> **INSTRUCTIONS TO FOLLOW**:
Transcribe every entry word for word, leaving out all images.
** begin **
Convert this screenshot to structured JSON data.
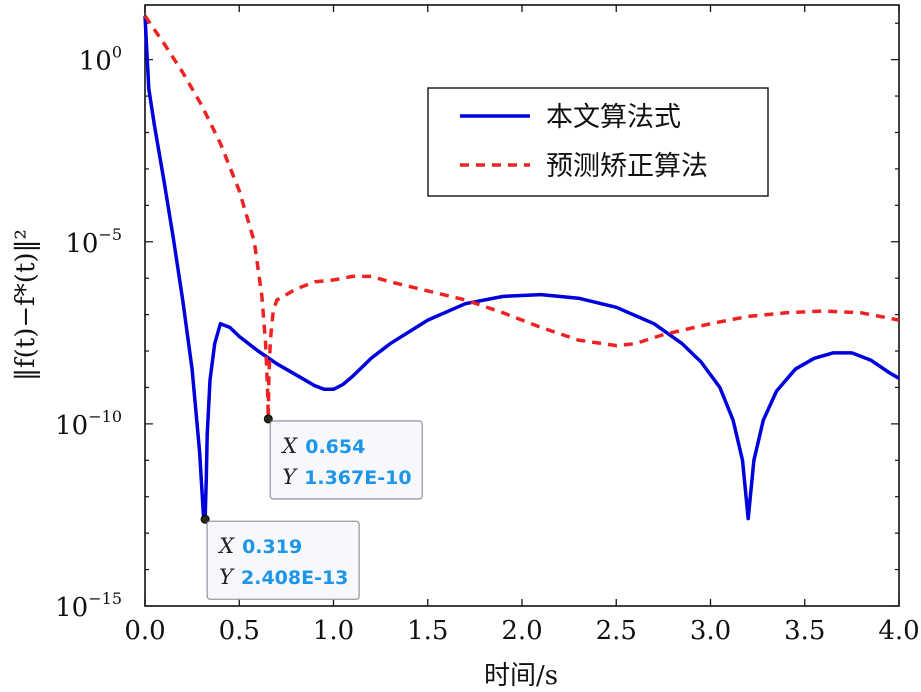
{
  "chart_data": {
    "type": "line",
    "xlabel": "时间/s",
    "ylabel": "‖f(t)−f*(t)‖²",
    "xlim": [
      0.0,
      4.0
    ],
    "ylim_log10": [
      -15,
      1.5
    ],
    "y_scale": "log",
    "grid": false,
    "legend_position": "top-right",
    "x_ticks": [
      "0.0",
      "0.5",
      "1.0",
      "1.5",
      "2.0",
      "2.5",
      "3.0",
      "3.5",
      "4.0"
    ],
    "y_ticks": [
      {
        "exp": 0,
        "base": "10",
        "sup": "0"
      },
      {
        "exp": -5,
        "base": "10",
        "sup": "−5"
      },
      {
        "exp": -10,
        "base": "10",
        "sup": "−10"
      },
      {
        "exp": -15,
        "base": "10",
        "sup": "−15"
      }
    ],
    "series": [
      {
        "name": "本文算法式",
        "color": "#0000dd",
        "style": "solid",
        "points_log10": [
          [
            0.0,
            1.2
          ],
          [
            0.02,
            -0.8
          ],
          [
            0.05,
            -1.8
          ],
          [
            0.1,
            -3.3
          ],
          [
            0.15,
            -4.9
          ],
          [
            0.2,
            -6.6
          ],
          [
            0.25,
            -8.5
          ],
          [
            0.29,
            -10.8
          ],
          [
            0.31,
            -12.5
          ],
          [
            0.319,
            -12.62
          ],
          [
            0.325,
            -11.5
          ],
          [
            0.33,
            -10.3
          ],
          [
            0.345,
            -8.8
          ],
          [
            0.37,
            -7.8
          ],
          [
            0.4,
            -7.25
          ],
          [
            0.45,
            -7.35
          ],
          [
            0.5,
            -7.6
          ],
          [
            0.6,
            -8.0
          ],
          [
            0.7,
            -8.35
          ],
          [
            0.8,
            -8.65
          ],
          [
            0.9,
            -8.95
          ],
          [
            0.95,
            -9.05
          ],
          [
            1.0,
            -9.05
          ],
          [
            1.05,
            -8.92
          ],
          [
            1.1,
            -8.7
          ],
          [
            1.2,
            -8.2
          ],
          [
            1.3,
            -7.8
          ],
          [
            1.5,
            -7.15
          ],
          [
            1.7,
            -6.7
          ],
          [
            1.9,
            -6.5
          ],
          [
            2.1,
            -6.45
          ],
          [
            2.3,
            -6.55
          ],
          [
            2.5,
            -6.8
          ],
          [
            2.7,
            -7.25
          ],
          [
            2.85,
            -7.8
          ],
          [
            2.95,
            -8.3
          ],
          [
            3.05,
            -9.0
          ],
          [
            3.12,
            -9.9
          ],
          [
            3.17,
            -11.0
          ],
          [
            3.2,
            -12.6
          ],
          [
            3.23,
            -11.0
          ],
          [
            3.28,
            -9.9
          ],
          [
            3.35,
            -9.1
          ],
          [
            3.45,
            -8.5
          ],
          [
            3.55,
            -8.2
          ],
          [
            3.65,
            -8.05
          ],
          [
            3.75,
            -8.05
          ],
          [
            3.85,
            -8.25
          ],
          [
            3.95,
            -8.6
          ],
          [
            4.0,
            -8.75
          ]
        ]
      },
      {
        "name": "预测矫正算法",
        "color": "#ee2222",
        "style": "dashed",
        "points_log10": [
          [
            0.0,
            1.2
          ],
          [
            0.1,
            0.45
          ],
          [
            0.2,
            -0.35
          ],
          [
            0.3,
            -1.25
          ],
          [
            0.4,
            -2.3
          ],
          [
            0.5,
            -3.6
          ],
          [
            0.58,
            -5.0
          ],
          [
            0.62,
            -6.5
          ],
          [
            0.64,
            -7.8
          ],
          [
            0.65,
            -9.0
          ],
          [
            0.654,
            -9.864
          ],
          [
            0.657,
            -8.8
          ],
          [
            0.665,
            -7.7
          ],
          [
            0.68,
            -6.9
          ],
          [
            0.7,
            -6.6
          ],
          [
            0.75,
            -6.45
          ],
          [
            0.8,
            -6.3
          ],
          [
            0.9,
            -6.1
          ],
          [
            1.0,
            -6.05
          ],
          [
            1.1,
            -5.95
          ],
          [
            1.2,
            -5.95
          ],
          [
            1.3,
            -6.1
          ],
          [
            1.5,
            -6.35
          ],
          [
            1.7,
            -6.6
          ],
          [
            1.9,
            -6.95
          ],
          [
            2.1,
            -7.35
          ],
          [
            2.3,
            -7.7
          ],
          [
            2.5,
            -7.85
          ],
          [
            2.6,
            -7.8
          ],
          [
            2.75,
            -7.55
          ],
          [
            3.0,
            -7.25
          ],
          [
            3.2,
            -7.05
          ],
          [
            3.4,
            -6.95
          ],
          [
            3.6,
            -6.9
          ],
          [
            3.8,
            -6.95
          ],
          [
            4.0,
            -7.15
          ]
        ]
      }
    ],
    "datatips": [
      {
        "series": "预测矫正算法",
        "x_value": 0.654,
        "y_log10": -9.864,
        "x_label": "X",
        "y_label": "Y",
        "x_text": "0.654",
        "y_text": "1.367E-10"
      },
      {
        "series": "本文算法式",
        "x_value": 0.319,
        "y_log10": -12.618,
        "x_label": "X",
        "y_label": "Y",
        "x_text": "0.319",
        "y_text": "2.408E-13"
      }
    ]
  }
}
** end **
> **ANSWER FOR THIS EXERCISE**:
Convert this screenshot to structured JSON data.
{
  "chart_data": {
    "type": "line",
    "xlabel": "时间/s",
    "ylabel": "‖f(t)−f*(t)‖²",
    "xlim": [
      0.0,
      4.0
    ],
    "ylim_log10": [
      -15,
      1.5
    ],
    "y_scale": "log",
    "grid": false,
    "legend_position": "top-right",
    "x_ticks": [
      "0.0",
      "0.5",
      "1.0",
      "1.5",
      "2.0",
      "2.5",
      "3.0",
      "3.5",
      "4.0"
    ],
    "y_ticks": [
      {
        "exp": 0,
        "base": "10",
        "sup": "0"
      },
      {
        "exp": -5,
        "base": "10",
        "sup": "−5"
      },
      {
        "exp": -10,
        "base": "10",
        "sup": "−10"
      },
      {
        "exp": -15,
        "base": "10",
        "sup": "−15"
      }
    ],
    "series": [
      {
        "name": "本文算法式",
        "color": "#0000dd",
        "style": "solid",
        "points_log10": [
          [
            0.0,
            1.2
          ],
          [
            0.02,
            -0.8
          ],
          [
            0.05,
            -1.8
          ],
          [
            0.1,
            -3.3
          ],
          [
            0.15,
            -4.9
          ],
          [
            0.2,
            -6.6
          ],
          [
            0.25,
            -8.5
          ],
          [
            0.29,
            -10.8
          ],
          [
            0.31,
            -12.5
          ],
          [
            0.319,
            -12.62
          ],
          [
            0.325,
            -11.5
          ],
          [
            0.33,
            -10.3
          ],
          [
            0.345,
            -8.8
          ],
          [
            0.37,
            -7.8
          ],
          [
            0.4,
            -7.25
          ],
          [
            0.45,
            -7.35
          ],
          [
            0.5,
            -7.6
          ],
          [
            0.6,
            -8.0
          ],
          [
            0.7,
            -8.35
          ],
          [
            0.8,
            -8.65
          ],
          [
            0.9,
            -8.95
          ],
          [
            0.95,
            -9.05
          ],
          [
            1.0,
            -9.05
          ],
          [
            1.05,
            -8.92
          ],
          [
            1.1,
            -8.7
          ],
          [
            1.2,
            -8.2
          ],
          [
            1.3,
            -7.8
          ],
          [
            1.5,
            -7.15
          ],
          [
            1.7,
            -6.7
          ],
          [
            1.9,
            -6.5
          ],
          [
            2.1,
            -6.45
          ],
          [
            2.3,
            -6.55
          ],
          [
            2.5,
            -6.8
          ],
          [
            2.7,
            -7.25
          ],
          [
            2.85,
            -7.8
          ],
          [
            2.95,
            -8.3
          ],
          [
            3.05,
            -9.0
          ],
          [
            3.12,
            -9.9
          ],
          [
            3.17,
            -11.0
          ],
          [
            3.2,
            -12.6
          ],
          [
            3.23,
            -11.0
          ],
          [
            3.28,
            -9.9
          ],
          [
            3.35,
            -9.1
          ],
          [
            3.45,
            -8.5
          ],
          [
            3.55,
            -8.2
          ],
          [
            3.65,
            -8.05
          ],
          [
            3.75,
            -8.05
          ],
          [
            3.85,
            -8.25
          ],
          [
            3.95,
            -8.6
          ],
          [
            4.0,
            -8.75
          ]
        ]
      },
      {
        "name": "预测矫正算法",
        "color": "#ee2222",
        "style": "dashed",
        "points_log10": [
          [
            0.0,
            1.2
          ],
          [
            0.1,
            0.45
          ],
          [
            0.2,
            -0.35
          ],
          [
            0.3,
            -1.25
          ],
          [
            0.4,
            -2.3
          ],
          [
            0.5,
            -3.6
          ],
          [
            0.58,
            -5.0
          ],
          [
            0.62,
            -6.5
          ],
          [
            0.64,
            -7.8
          ],
          [
            0.65,
            -9.0
          ],
          [
            0.654,
            -9.864
          ],
          [
            0.657,
            -8.8
          ],
          [
            0.665,
            -7.7
          ],
          [
            0.68,
            -6.9
          ],
          [
            0.7,
            -6.6
          ],
          [
            0.75,
            -6.45
          ],
          [
            0.8,
            -6.3
          ],
          [
            0.9,
            -6.1
          ],
          [
            1.0,
            -6.05
          ],
          [
            1.1,
            -5.95
          ],
          [
            1.2,
            -5.95
          ],
          [
            1.3,
            -6.1
          ],
          [
            1.5,
            -6.35
          ],
          [
            1.7,
            -6.6
          ],
          [
            1.9,
            -6.95
          ],
          [
            2.1,
            -7.35
          ],
          [
            2.3,
            -7.7
          ],
          [
            2.5,
            -7.85
          ],
          [
            2.6,
            -7.8
          ],
          [
            2.75,
            -7.55
          ],
          [
            3.0,
            -7.25
          ],
          [
            3.2,
            -7.05
          ],
          [
            3.4,
            -6.95
          ],
          [
            3.6,
            -6.9
          ],
          [
            3.8,
            -6.95
          ],
          [
            4.0,
            -7.15
          ]
        ]
      }
    ],
    "datatips": [
      {
        "series": "预测矫正算法",
        "x_value": 0.654,
        "y_log10": -9.864,
        "x_label": "X",
        "y_label": "Y",
        "x_text": "0.654",
        "y_text": "1.367E-10"
      },
      {
        "series": "本文算法式",
        "x_value": 0.319,
        "y_log10": -12.618,
        "x_label": "X",
        "y_label": "Y",
        "x_text": "0.319",
        "y_text": "2.408E-13"
      }
    ]
  }
}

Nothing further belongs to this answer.